Instructions for the task: Give back each record precisely, pictures excluded.

Provided records:

┄┄┄┄┄┄┄┄┄┄┄┄┄┄┄┄┄┄┄┄

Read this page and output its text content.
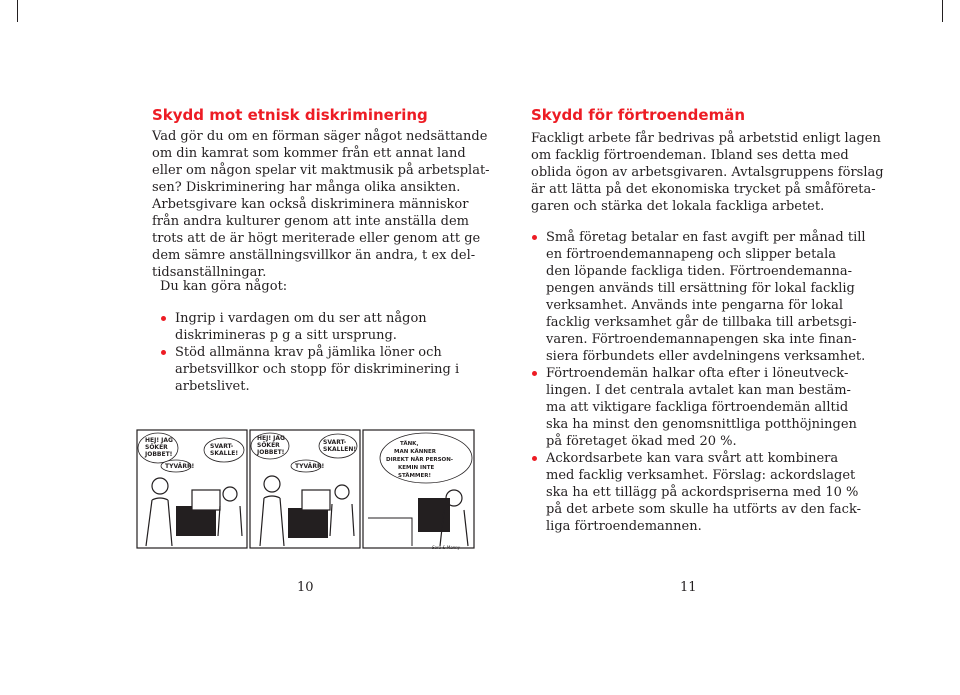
Skydd mot etnisk diskriminering

Vad gör du om en förman säger något nedsättande
om din kamrat som kommer från ett annat land
eller om någon spelar vit maktmusik på arbetsplat-
sen? Diskriminering har många olika ansikten.
Arbetsgivare kan också diskriminera människor
från andra kulturer genom att inte anställa dem
trots att de är högt meriterade eller genom att ge
dem sämre anställningsvillkor än andra, t ex del-
tidsanställningar.

Du kan göra något:

Ingrip i vardagen om du ser att någon
diskrimineras p g a sitt ursprung.
Stöd allmänna krav på jämlika löner och
arbetsvillkor och stopp för diskriminering i
arbetslivet.
HEJ! JAG
SÖKER
JOBBET!
SVART-
SKALLE!
TYVÄRR!
HEJ! JAG
SÖKER
JOBBET!
SVART-
SKALLEN!
TYVÄRR!
TÄNK,
MAN KÄNNER
DIREKT NÄR PERSON-
KEMIN INTE
STÄMMER!
Sara & Manny
10
Skydd för förtroendemän

Fackligt arbete får bedrivas på arbetstid enligt lagen
om facklig förtroendeman. Ibland ses detta med
oblida ögon av arbetsgivaren. Avtalsgruppens förslag
är att lätta på det ekonomiska trycket på småföreta-
garen och stärka det lokala fackliga arbetet.

Små företag betalar en fast avgift per månad till
en förtroendemannapeng och slipper betala
den löpande fackliga tiden. Förtroendemanna-
pengen används till ersättning för lokal facklig
verksamhet. Används inte pengarna för lokal
facklig verksamhet går de tillbaka till arbetsgi-
varen. Förtroendemannapengen ska inte finan-
siera förbundets eller avdelningens verksamhet.
Förtroendemän halkar ofta efter i löneutveck-
lingen. I det centrala avtalet kan man bestäm-
ma att viktigare fackliga förtroendemän alltid
ska ha minst den genomsnittliga potthöjningen
på företaget ökad med 20 %.
Ackordsarbete kan vara svårt att kombinera
med facklig verksamhet. Förslag: ackordslaget
ska ha ett tillägg på ackordspriserna med 10 %
på det arbete som skulle ha utförts av den fack-
liga förtroendemannen.
11
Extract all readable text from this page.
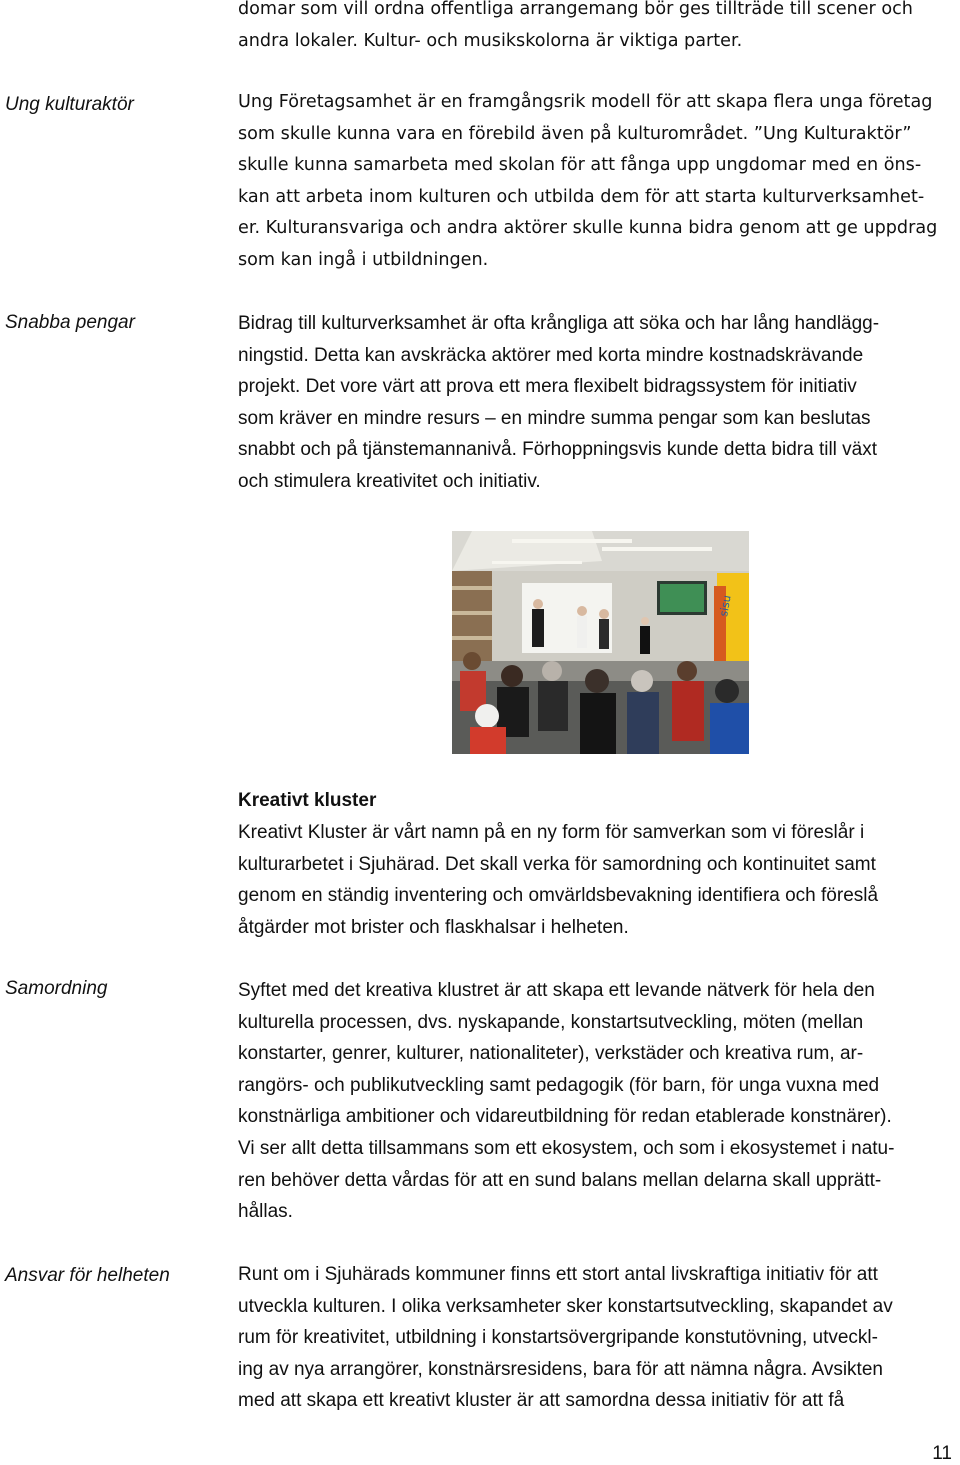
domar som vill ordna offentliga arrangemang bör ges tillträde till scener och
andra lokaler. Kultur- och musikskolorna är viktiga parter.
Ung kulturaktör	Ung Företagsamhet är en framgångsrik modell för att skapa flera unga företag
som skulle kunna vara en förebild även på kulturområdet. ”Ung Kulturaktör”
skulle kunna samarbeta med skolan för att fånga upp ungdomar med en öns-
kan att arbeta inom kulturen och utbilda dem för att starta kulturverksamhet-
er. Kulturansvariga och andra aktörer skulle kunna bidra genom att ge uppdrag
som kan ingå i utbildningen.
Snabba pengar	Bidrag till kulturverksamhet är ofta krångliga att söka och har lång handlägg-
ningstid. Detta kan avskräcka aktörer med korta mindre kostnadskrävande
projekt. Det vore värt att prova ett mera flexibelt bidragssystem för initiativ
som kräver en mindre resurs – en mindre summa pengar som kan beslutas
snabbt och på tjänstemannanivå. Förhoppningsvis kunde detta bidra till växt
och stimulera kreativitet och initiativ.
sisu
Kreativt kluster
Kreativt Kluster är vårt namn på en ny form för samverkan som vi föreslår i
kulturarbetet i Sjuhärad. Det skall verka för samordning och kontinuitet samt
genom en ständig inventering och omvärldsbevakning identifiera och föreslå
åtgärder mot brister och flaskhalsar i helheten.
Samordning	Syftet med det kreativa klustret är att skapa ett levande nätverk för hela den
kulturella processen, dvs. nyskapande, konstartsutveckling, möten (mellan
konstarter, genrer, kulturer, nationaliteter), verkstäder och kreativa rum, ar-
rangörs- och publikutveckling samt pedagogik (för barn, för unga vuxna med
konstnärliga ambitioner och vidareutbildning för redan etablerade konstnärer).
Vi ser allt detta tillsammans som ett ekosystem, och som i ekosystemet i natu-
ren behöver detta vårdas för att en sund balans mellan delarna skall upprätt-
hållas.
Ansvar för helheten	Runt om i Sjuhärads kommuner finns ett stort antal livskraftiga initiativ för att
utveckla kulturen. I olika verksamheter sker konstartsutveckling, skapandet av
rum för kreativitet, utbildning i konstartsövergripande konstutövning, utveckl-
ing av nya arrangörer, konstnärsresidens, bara för att nämna några. Avsikten
med att skapa ett kreativt kluster är att samordna dessa initiativ för att få
11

┄┄┄┄┄┄┄┄┄┄┄┄┄┄┄┄┄┄┄┄

Task result:
Read this page and output its text content.
Skydd mot etnisk diskriminering

Vad gör du om en förman säger något nedsättande
om din kamrat som kommer från ett annat land
eller om någon spelar vit maktmusik på arbetsplat-
sen? Diskriminering har många olika ansikten.
Arbetsgivare kan också diskriminera människor
från andra kulturer genom att inte anställa dem
trots att de är högt meriterade eller genom att ge
dem sämre anställningsvillkor än andra, t ex del-
tidsanställningar.

Du kan göra något:

Ingrip i vardagen om du ser att någon
diskrimineras p g a sitt ursprung.
Stöd allmänna krav på jämlika löner och
arbetsvillkor och stopp för diskriminering i
arbetslivet.
HEJ! JAG
SÖKER
JOBBET!
SVART-
SKALLE!
TYVÄRR!
HEJ! JAG
SÖKER
JOBBET!
SVART-
SKALLEN!
TYVÄRR!
TÄNK,
MAN KÄNNER
DIREKT NÄR PERSON-
KEMIN INTE
STÄMMER!
Sara & Manny
10
Skydd för förtroendemän

Fackligt arbete får bedrivas på arbetstid enligt lagen
om facklig förtroendeman. Ibland ses detta med
oblida ögon av arbetsgivaren. Avtalsgruppens förslag
är att lätta på det ekonomiska trycket på småföreta-
garen och stärka det lokala fackliga arbetet.

Små företag betalar en fast avgift per månad till
en förtroendemannapeng och slipper betala
den löpande fackliga tiden. Förtroendemanna-
pengen används till ersättning för lokal facklig
verksamhet. Används inte pengarna för lokal
facklig verksamhet går de tillbaka till arbetsgi-
varen. Förtroendemannapengen ska inte finan-
siera förbundets eller avdelningens verksamhet.
Förtroendemän halkar ofta efter i löneutveck-
lingen. I det centrala avtalet kan man bestäm-
ma att viktigare fackliga förtroendemän alltid
ska ha minst den genomsnittliga potthöjningen
på företaget ökad med 20 %.
Ackordsarbete kan vara svårt att kombinera
med facklig verksamhet. Förslag: ackordslaget
ska ha ett tillägg på ackordspriserna med 10 %
på det arbete som skulle ha utförts av den fack-
liga förtroendemannen.
11
Extract all readable text from this page.
domar som vill ordna offentliga arrangemang bör ges tillträde till scener och
andra lokaler. Kultur- och musikskolorna är viktiga parter.
Ung kulturaktör	Ung Företagsamhet är en framgångsrik modell för att skapa flera unga företag
som skulle kunna vara en förebild även på kulturområdet. ”Ung Kulturaktör”
skulle kunna samarbeta med skolan för att fånga upp ungdomar med en öns-
kan att arbeta inom kulturen och utbilda dem för att starta kulturverksamhet-
er. Kulturansvariga och andra aktörer skulle kunna bidra genom att ge uppdrag
som kan ingå i utbildningen.
Snabba pengar	Bidrag till kulturverksamhet är ofta krångliga att söka och har lång handlägg-
ningstid. Detta kan avskräcka aktörer med korta mindre kostnadskrävande
projekt. Det vore värt att prova ett mera flexibelt bidragssystem för initiativ
som kräver en mindre resurs – en mindre summa pengar som kan beslutas
snabbt och på tjänstemannanivå. Förhoppningsvis kunde detta bidra till växt
och stimulera kreativitet och initiativ.
sisu
Kreativt kluster
Kreativt Kluster är vårt namn på en ny form för samverkan som vi föreslår i
kulturarbetet i Sjuhärad. Det skall verka för samordning och kontinuitet samt
genom en ständig inventering och omvärldsbevakning identifiera och föreslå
åtgärder mot brister och flaskhalsar i helheten.
Samordning	Syftet med det kreativa klustret är att skapa ett levande nätverk för hela den
kulturella processen, dvs. nyskapande, konstartsutveckling, möten (mellan
konstarter, genrer, kulturer, nationaliteter), verkstäder och kreativa rum, ar-
rangörs- och publikutveckling samt pedagogik (för barn, för unga vuxna med
konstnärliga ambitioner och vidareutbildning för redan etablerade konstnärer).
Vi ser allt detta tillsammans som ett ekosystem, och som i ekosystemet i natu-
ren behöver detta vårdas för att en sund balans mellan delarna skall upprätt-
hållas.
Ansvar för helheten	Runt om i Sjuhärads kommuner finns ett stort antal livskraftiga initiativ för att
utveckla kulturen. I olika verksamheter sker konstartsutveckling, skapandet av
rum för kreativitet, utbildning i konstartsövergripande konstutövning, utveckl-
ing av nya arrangörer, konstnärsresidens, bara för att nämna några. Avsikten
med att skapa ett kreativt kluster är att samordna dessa initiativ för att få
11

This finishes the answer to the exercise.